Transcribe the records below exactly.

## start

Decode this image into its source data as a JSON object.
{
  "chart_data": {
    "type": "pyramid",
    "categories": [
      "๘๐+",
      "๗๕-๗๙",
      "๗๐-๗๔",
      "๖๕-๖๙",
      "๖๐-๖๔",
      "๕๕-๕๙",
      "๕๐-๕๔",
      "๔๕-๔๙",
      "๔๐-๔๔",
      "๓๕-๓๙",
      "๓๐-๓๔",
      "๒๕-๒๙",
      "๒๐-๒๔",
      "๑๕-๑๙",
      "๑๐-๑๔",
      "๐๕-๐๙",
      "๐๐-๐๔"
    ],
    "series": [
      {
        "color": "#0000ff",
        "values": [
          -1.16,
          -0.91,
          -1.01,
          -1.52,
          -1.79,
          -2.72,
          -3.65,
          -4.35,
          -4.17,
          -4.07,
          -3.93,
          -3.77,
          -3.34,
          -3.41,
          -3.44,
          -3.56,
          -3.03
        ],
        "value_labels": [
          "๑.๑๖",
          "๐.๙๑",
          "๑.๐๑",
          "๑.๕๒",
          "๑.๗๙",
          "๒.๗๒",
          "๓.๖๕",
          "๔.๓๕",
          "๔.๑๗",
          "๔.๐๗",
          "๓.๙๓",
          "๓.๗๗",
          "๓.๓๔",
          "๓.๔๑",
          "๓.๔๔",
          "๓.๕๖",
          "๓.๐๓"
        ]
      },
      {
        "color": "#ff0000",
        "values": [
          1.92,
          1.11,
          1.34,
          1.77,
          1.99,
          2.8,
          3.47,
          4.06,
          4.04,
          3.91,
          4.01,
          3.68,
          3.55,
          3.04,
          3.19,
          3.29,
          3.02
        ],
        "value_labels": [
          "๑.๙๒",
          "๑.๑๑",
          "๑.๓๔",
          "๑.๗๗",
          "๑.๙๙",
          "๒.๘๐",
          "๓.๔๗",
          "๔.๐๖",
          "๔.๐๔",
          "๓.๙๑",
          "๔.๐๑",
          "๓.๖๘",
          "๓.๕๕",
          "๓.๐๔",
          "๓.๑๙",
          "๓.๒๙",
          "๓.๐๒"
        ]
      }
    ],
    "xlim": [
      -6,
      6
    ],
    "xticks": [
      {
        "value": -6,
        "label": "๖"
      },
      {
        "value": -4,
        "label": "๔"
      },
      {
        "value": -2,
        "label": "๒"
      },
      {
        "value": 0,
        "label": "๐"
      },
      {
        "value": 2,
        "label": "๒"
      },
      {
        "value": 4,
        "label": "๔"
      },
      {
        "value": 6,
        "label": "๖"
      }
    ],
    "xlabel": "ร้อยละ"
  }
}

## end

**ANSWER TO THE TASK:**
Decode this image into its source data as a JSON object.
{
  "chart_data": {
    "type": "pyramid",
    "categories": [
      "๘๐+",
      "๗๕-๗๙",
      "๗๐-๗๔",
      "๖๕-๖๙",
      "๖๐-๖๔",
      "๕๕-๕๙",
      "๕๐-๕๔",
      "๔๕-๔๙",
      "๔๐-๔๔",
      "๓๕-๓๙",
      "๓๐-๓๔",
      "๒๕-๒๙",
      "๒๐-๒๔",
      "๑๕-๑๙",
      "๑๐-๑๔",
      "๐๕-๐๙",
      "๐๐-๐๔"
    ],
    "series": [
      {
        "color": "#0000ff",
        "values": [
          -1.16,
          -0.91,
          -1.01,
          -1.52,
          -1.79,
          -2.72,
          -3.65,
          -4.35,
          -4.17,
          -4.07,
          -3.93,
          -3.77,
          -3.34,
          -3.41,
          -3.44,
          -3.56,
          -3.03
        ],
        "value_labels": [
          "๑.๑๖",
          "๐.๙๑",
          "๑.๐๑",
          "๑.๕๒",
          "๑.๗๙",
          "๒.๗๒",
          "๓.๖๕",
          "๔.๓๕",
          "๔.๑๗",
          "๔.๐๗",
          "๓.๙๓",
          "๓.๗๗",
          "๓.๓๔",
          "๓.๔๑",
          "๓.๔๔",
          "๓.๕๖",
          "๓.๐๓"
        ]
      },
      {
        "color": "#ff0000",
        "values": [
          1.92,
          1.11,
          1.34,
          1.77,
          1.99,
          2.8,
          3.47,
          4.06,
          4.04,
          3.91,
          4.01,
          3.68,
          3.55,
          3.04,
          3.19,
          3.29,
          3.02
        ],
        "value_labels": [
          "๑.๙๒",
          "๑.๑๑",
          "๑.๓๔",
          "๑.๗๗",
          "๑.๙๙",
          "๒.๘๐",
          "๓.๔๗",
          "๔.๐๖",
          "๔.๐๔",
          "๓.๙๑",
          "๔.๐๑",
          "๓.๖๘",
          "๓.๕๕",
          "๓.๐๔",
          "๓.๑๙",
          "๓.๒๙",
          "๓.๐๒"
        ]
      }
    ],
    "xlim": [
      -6,
      6
    ],
    "xticks": [
      {
        "value": -6,
        "label": "๖"
      },
      {
        "value": -4,
        "label": "๔"
      },
      {
        "value": -2,
        "label": "๒"
      },
      {
        "value": 0,
        "label": "๐"
      },
      {
        "value": 2,
        "label": "๒"
      },
      {
        "value": 4,
        "label": "๔"
      },
      {
        "value": 6,
        "label": "๖"
      }
    ],
    "xlabel": "ร้อยละ"
  }
}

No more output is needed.